**Problem statement:**
Retype all of the listing exactly, passing over any picture you find.

(Collected data entries)
########

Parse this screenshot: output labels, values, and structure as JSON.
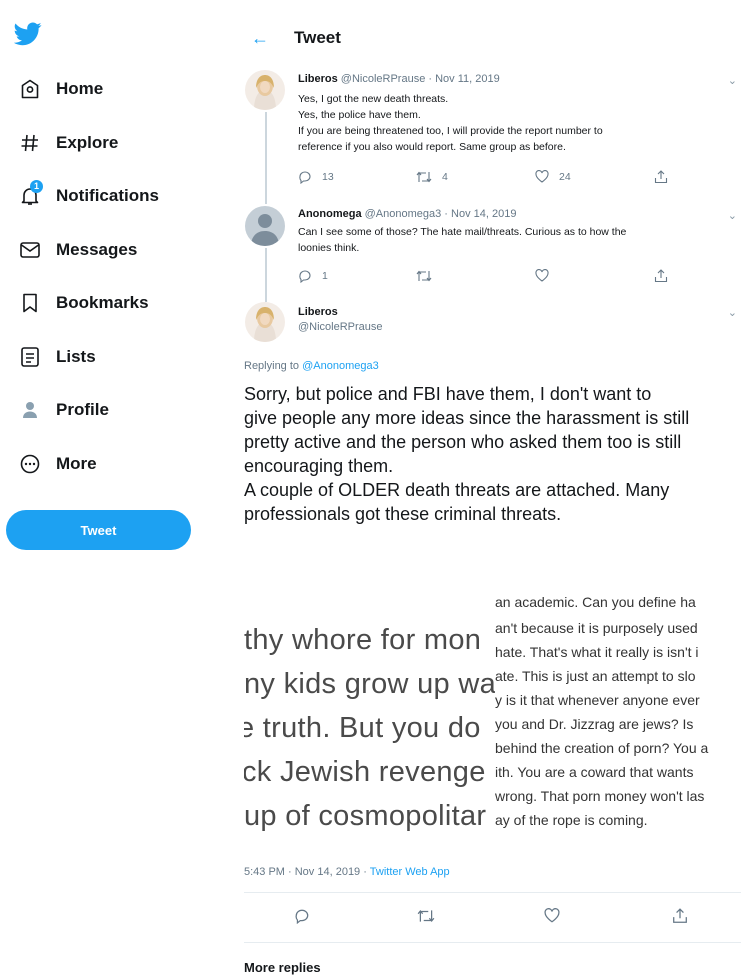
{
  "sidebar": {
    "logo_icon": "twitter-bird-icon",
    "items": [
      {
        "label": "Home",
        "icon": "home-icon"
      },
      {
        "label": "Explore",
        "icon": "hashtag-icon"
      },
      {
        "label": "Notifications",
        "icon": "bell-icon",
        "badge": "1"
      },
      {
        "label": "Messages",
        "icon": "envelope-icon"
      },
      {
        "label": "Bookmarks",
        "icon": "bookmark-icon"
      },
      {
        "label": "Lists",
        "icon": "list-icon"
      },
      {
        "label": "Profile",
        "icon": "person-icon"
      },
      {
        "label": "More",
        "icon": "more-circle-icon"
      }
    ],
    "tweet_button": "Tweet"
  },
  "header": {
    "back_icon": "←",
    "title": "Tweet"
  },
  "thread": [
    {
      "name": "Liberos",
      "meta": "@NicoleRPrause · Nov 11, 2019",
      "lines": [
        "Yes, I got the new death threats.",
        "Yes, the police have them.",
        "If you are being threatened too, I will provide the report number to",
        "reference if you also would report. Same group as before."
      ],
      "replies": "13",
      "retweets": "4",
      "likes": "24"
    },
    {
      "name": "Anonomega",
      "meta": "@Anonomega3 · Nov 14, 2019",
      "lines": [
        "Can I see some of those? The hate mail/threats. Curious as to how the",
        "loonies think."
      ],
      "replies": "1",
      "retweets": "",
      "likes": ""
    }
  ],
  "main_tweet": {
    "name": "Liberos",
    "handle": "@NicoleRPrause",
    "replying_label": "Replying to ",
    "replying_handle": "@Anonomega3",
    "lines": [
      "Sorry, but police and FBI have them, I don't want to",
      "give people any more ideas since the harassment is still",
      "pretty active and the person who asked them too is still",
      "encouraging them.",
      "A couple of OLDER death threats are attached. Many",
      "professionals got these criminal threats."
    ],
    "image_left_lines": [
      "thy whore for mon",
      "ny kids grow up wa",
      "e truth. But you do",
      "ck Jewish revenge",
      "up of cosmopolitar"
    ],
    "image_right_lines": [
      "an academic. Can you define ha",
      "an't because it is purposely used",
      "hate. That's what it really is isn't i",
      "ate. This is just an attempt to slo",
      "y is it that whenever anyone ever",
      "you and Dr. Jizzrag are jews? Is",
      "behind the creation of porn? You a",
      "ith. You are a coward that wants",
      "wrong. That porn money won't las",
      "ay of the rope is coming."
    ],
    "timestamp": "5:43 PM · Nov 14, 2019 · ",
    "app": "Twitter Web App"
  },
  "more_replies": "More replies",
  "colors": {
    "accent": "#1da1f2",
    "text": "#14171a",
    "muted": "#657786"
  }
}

########

**Output below:**
Parse this screenshot: output labels, values, and structure as JSON.
{
  "sidebar": {
    "logo_icon": "twitter-bird-icon",
    "items": [
      {
        "label": "Home",
        "icon": "home-icon"
      },
      {
        "label": "Explore",
        "icon": "hashtag-icon"
      },
      {
        "label": "Notifications",
        "icon": "bell-icon",
        "badge": "1"
      },
      {
        "label": "Messages",
        "icon": "envelope-icon"
      },
      {
        "label": "Bookmarks",
        "icon": "bookmark-icon"
      },
      {
        "label": "Lists",
        "icon": "list-icon"
      },
      {
        "label": "Profile",
        "icon": "person-icon"
      },
      {
        "label": "More",
        "icon": "more-circle-icon"
      }
    ],
    "tweet_button": "Tweet"
  },
  "header": {
    "back_icon": "←",
    "title": "Tweet"
  },
  "thread": [
    {
      "name": "Liberos",
      "meta": "@NicoleRPrause · Nov 11, 2019",
      "lines": [
        "Yes, I got the new death threats.",
        "Yes, the police have them.",
        "If you are being threatened too, I will provide the report number to",
        "reference if you also would report. Same group as before."
      ],
      "replies": "13",
      "retweets": "4",
      "likes": "24"
    },
    {
      "name": "Anonomega",
      "meta": "@Anonomega3 · Nov 14, 2019",
      "lines": [
        "Can I see some of those? The hate mail/threats. Curious as to how the",
        "loonies think."
      ],
      "replies": "1",
      "retweets": "",
      "likes": ""
    }
  ],
  "main_tweet": {
    "name": "Liberos",
    "handle": "@NicoleRPrause",
    "replying_label": "Replying to ",
    "replying_handle": "@Anonomega3",
    "lines": [
      "Sorry, but police and FBI have them, I don't want to",
      "give people any more ideas since the harassment is still",
      "pretty active and the person who asked them too is still",
      "encouraging them.",
      "A couple of OLDER death threats are attached. Many",
      "professionals got these criminal threats."
    ],
    "image_left_lines": [
      "thy whore for mon",
      "ny kids grow up wa",
      "e truth. But you do",
      "ck Jewish revenge",
      "up of cosmopolitar"
    ],
    "image_right_lines": [
      "an academic. Can you define ha",
      "an't because it is purposely used",
      "hate. That's what it really is isn't i",
      "ate. This is just an attempt to slo",
      "y is it that whenever anyone ever",
      "you and Dr. Jizzrag are jews? Is",
      "behind the creation of porn? You a",
      "ith. You are a coward that wants",
      "wrong. That porn money won't las",
      "ay of the rope is coming."
    ],
    "timestamp": "5:43 PM · Nov 14, 2019 · ",
    "app": "Twitter Web App"
  },
  "more_replies": "More replies",
  "colors": {
    "accent": "#1da1f2",
    "text": "#14171a",
    "muted": "#657786"
  }
}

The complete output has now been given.